▸ **EXERCISE INSTRUCTIONS**
Extract every line that contains the word "Galatians".

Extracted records
## start

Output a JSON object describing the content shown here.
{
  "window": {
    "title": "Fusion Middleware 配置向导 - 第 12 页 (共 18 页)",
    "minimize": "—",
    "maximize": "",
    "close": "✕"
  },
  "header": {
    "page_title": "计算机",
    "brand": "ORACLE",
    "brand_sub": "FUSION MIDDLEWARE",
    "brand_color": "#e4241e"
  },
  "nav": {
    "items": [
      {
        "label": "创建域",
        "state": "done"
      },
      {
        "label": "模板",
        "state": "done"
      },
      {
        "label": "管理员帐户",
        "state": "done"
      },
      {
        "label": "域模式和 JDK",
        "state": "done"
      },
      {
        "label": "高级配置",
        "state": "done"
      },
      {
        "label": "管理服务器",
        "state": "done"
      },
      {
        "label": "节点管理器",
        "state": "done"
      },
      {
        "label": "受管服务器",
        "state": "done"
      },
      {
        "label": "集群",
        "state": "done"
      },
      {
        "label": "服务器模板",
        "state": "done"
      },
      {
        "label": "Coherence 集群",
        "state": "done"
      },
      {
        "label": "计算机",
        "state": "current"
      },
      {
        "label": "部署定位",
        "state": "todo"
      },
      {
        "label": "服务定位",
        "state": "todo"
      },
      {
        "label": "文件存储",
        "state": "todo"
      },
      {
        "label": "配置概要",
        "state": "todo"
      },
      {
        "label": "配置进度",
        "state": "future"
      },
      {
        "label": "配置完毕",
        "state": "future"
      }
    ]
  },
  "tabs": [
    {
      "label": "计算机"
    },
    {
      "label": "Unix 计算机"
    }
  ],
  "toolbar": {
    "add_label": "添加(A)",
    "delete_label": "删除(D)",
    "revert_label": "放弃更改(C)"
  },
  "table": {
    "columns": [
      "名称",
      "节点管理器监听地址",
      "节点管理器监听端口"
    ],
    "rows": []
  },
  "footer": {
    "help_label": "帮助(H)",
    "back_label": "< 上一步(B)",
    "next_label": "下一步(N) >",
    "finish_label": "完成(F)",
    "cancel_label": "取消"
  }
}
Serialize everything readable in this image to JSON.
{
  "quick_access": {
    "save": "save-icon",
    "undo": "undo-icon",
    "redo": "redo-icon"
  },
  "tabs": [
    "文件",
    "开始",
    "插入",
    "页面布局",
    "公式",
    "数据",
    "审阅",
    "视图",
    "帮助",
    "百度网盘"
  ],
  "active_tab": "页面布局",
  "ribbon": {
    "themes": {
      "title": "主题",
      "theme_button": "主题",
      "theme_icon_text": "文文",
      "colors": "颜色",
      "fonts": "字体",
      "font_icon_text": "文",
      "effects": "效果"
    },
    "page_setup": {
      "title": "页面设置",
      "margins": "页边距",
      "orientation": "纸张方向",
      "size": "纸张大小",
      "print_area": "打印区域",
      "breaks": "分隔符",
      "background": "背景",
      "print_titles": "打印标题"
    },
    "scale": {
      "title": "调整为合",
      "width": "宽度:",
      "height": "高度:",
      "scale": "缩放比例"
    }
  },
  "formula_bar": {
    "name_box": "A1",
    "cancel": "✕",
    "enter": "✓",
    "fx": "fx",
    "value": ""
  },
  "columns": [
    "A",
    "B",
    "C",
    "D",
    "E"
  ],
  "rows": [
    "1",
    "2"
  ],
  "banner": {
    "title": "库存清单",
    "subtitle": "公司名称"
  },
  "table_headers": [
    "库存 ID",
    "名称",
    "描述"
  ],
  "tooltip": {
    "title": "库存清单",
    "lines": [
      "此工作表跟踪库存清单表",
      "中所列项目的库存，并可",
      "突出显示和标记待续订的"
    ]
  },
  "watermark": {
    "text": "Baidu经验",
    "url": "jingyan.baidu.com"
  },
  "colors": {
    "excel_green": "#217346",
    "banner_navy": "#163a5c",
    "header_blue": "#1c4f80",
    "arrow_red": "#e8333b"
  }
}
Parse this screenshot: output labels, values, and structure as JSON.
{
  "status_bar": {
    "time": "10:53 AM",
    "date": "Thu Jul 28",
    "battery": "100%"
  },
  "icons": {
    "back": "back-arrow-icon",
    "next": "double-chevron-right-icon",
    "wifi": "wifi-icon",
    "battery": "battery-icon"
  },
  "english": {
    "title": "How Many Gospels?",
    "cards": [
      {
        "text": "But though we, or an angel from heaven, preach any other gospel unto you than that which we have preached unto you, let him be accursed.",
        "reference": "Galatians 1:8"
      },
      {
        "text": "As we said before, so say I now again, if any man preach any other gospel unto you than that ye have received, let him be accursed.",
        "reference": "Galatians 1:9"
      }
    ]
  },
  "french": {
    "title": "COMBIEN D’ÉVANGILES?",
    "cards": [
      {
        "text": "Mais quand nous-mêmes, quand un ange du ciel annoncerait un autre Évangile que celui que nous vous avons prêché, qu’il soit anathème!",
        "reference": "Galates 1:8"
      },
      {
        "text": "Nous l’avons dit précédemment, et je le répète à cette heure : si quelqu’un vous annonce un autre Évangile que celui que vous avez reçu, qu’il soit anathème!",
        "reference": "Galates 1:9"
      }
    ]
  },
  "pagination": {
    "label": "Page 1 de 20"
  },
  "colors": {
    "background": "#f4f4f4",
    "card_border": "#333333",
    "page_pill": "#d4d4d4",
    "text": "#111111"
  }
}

## end

▸ **ANSWER TO THIS PROBLEM**
        "reference": "Galatians 1:8"
        "reference": "Galatians 1:9"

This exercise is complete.